**Work to be completed**
Copy, in full, each line of the material that holds the word "JSON".

——————

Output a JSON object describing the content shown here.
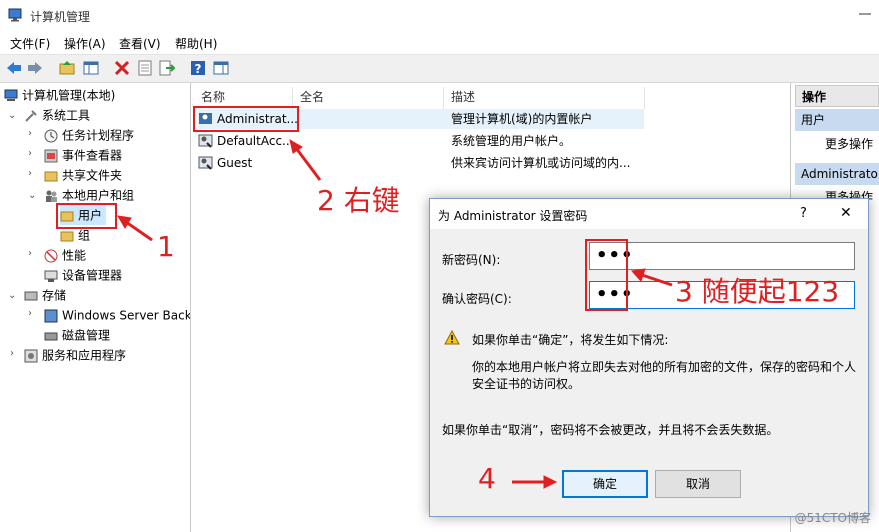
{
  "window": {
    "title": "计算机管理"
  },
  "menu": [
    "文件(F)",
    "操作(A)",
    "查看(V)",
    "帮助(H)"
  ],
  "tree": {
    "root": "计算机管理(本地)",
    "system_tools": "系统工具",
    "task_scheduler": "任务计划程序",
    "event_viewer": "事件查看器",
    "shared_folders": "共享文件夹",
    "local_users": "本地用户和组",
    "users": "用户",
    "groups": "组",
    "performance": "性能",
    "device_manager": "设备管理器",
    "storage": "存储",
    "wsb": "Windows Server Back",
    "disk_mgmt": "磁盘管理",
    "services": "服务和应用程序"
  },
  "list": {
    "columns": [
      "名称",
      "全名",
      "描述"
    ],
    "rows": [
      {
        "name": "Administrat...",
        "fullname": "",
        "desc": "管理计算机(域)的内置帐户"
      },
      {
        "name": "DefaultAcc...",
        "fullname": "",
        "desc": "系统管理的用户帐户。"
      },
      {
        "name": "Guest",
        "fullname": "",
        "desc": "供来宾访问计算机或访问域的内..."
      }
    ]
  },
  "actions": {
    "header": "操作",
    "section1": "用户",
    "more1": "更多操作",
    "section2": "Administrato",
    "more2": "更多操作"
  },
  "dialog": {
    "title": "为 Administrator 设置密码",
    "help": "?",
    "close": "✕",
    "new_pw_label": "新密码(N):",
    "confirm_pw_label": "确认密码(C):",
    "new_pw_value": "•••",
    "confirm_pw_value": "•••",
    "warning_title": "如果你单击“确定”，将发生如下情况:",
    "warning_body": "你的本地用户帐户将立即失去对他的所有加密的文件，保存的密码和个人安全证书的访问权。",
    "cancel_note": "如果你单击“取消”，密码将不会被更改，并且将不会丢失数据。",
    "ok": "确定",
    "cancel": "取消"
  },
  "annotations": {
    "a1": "1",
    "a2": "2 右键",
    "a3": "3 随便起123",
    "a4": "4"
  },
  "watermark": "@51CTO博客",
  "colors": {
    "annotation": "#e02020",
    "selection": "#cce8ff",
    "toolbar": "#f0f0f0"
  }
}
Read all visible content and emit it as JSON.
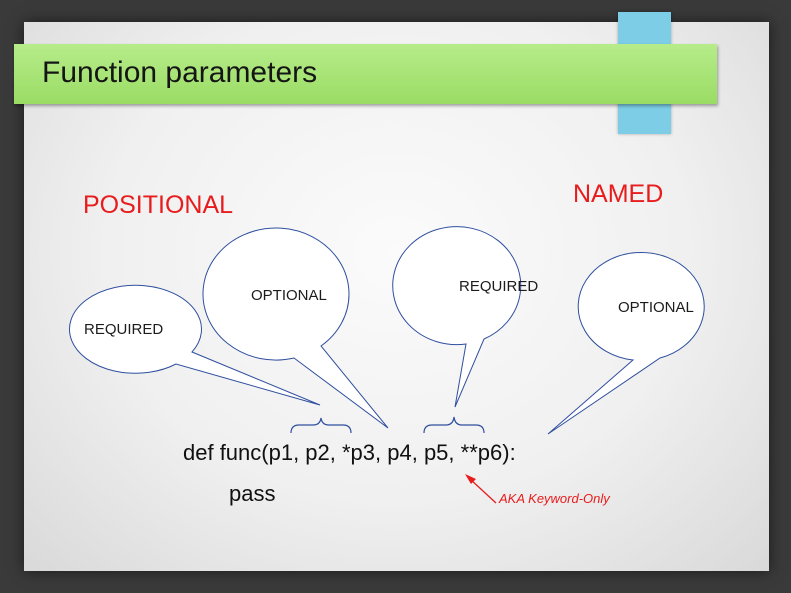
{
  "title": "Function parameters",
  "headings": {
    "positional": "POSITIONAL",
    "named": "NAMED"
  },
  "bubbles": {
    "positional_required": "REQUIRED",
    "positional_optional": "OPTIONAL",
    "named_required": "REQUIRED",
    "named_optional": "OPTIONAL"
  },
  "code": {
    "line1": "def func(p1, p2, *p3, p4, p5, **p6):",
    "line2": "pass"
  },
  "annotation": "AKA Keyword-Only",
  "colors": {
    "title_bar": "#9adc64",
    "accent_tab": "#7dcde7",
    "heading_red": "#e81c1c",
    "bubble_stroke": "#2f4f9e"
  }
}
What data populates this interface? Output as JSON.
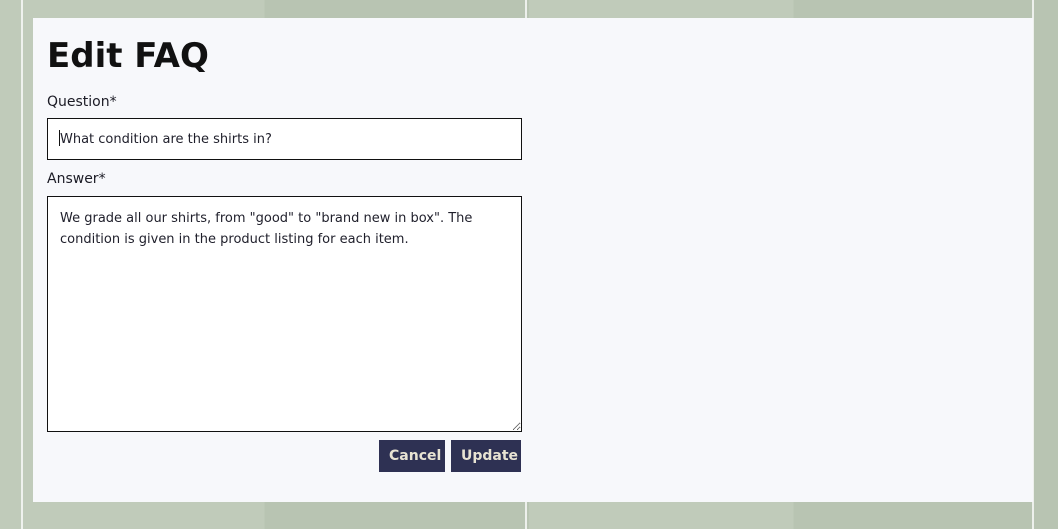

——————

**Task response**
Output a JSON object describing the content shown here.
Read all visible content and emit it as JSON.
What data populates this interface? Output as JSON.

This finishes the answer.